> [AIM]: Read the lines that follow and pick out every one containing the word "chrome".

> [ENTRIES SHOWN]:
****

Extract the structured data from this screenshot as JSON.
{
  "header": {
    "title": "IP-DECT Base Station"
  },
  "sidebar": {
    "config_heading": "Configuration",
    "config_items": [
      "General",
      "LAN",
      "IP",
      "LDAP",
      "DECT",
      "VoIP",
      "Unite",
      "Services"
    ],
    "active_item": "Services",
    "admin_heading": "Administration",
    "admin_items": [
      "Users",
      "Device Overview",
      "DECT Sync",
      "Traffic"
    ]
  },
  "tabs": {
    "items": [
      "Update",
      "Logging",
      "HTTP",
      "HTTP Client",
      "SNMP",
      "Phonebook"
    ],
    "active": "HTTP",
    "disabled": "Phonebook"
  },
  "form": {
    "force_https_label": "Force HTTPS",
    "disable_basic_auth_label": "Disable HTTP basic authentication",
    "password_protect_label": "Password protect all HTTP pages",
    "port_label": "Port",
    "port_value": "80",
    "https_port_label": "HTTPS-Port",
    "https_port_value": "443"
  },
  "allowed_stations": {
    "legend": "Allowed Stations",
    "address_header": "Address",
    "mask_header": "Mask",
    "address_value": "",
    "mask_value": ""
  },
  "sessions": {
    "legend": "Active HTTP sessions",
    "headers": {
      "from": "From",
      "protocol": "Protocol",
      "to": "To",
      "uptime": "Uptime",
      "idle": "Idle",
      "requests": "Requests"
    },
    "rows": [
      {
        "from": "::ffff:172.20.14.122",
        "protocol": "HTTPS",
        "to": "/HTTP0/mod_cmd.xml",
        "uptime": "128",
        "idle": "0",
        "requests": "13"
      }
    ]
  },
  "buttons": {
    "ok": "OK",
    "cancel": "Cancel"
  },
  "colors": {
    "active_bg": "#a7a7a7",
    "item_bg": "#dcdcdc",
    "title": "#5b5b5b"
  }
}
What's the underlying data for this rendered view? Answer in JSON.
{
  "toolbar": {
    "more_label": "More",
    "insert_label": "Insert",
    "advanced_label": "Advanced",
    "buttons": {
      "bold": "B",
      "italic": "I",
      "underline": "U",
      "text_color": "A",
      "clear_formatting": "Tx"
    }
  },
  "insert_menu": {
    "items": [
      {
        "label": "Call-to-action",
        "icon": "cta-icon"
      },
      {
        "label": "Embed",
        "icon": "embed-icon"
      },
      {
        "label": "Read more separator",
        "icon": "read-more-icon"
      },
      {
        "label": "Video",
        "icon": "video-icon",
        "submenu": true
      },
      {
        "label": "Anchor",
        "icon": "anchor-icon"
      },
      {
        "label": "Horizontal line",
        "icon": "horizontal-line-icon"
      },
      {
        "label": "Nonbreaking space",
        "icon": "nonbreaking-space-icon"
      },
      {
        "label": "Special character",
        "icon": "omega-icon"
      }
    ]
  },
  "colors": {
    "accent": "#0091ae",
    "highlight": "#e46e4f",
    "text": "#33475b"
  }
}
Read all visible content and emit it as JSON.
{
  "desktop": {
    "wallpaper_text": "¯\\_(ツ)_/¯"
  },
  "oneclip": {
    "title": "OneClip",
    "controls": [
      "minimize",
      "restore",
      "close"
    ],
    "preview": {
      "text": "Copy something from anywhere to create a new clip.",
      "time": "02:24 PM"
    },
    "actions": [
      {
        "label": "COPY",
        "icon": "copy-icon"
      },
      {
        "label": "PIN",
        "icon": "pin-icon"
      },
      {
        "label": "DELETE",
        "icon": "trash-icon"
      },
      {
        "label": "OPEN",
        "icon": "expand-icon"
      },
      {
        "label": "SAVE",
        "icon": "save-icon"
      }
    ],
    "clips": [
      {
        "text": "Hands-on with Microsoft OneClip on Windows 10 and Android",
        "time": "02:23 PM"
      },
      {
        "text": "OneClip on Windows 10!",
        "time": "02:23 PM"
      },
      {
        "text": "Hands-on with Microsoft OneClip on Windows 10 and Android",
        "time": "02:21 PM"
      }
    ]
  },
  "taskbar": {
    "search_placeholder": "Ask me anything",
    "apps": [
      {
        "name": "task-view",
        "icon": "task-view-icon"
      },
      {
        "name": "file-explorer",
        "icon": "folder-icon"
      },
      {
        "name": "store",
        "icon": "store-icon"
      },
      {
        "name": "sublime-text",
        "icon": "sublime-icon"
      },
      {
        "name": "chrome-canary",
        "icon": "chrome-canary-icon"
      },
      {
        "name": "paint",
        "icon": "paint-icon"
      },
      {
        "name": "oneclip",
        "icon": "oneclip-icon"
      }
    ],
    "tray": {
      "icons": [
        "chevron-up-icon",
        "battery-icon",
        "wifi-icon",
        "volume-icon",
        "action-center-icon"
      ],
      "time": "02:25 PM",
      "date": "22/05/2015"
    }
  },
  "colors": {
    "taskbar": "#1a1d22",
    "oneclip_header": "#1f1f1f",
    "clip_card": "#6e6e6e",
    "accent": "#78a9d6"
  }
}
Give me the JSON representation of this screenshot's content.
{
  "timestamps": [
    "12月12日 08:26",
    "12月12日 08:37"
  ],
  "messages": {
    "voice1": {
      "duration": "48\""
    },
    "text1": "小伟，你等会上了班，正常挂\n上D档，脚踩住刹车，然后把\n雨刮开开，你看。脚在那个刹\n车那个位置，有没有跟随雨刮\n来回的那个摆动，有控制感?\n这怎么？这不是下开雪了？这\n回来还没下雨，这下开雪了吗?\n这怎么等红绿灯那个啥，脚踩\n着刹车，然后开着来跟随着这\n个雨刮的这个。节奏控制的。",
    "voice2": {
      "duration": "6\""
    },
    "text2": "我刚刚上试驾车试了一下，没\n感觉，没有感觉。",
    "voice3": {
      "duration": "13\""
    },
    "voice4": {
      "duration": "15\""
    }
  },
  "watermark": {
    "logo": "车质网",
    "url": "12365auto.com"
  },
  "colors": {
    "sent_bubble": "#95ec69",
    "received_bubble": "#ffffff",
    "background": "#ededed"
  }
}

****

> [FINAL RESULT]:
        "name": "chrome-canary",
        "icon": "chrome-canary-icon"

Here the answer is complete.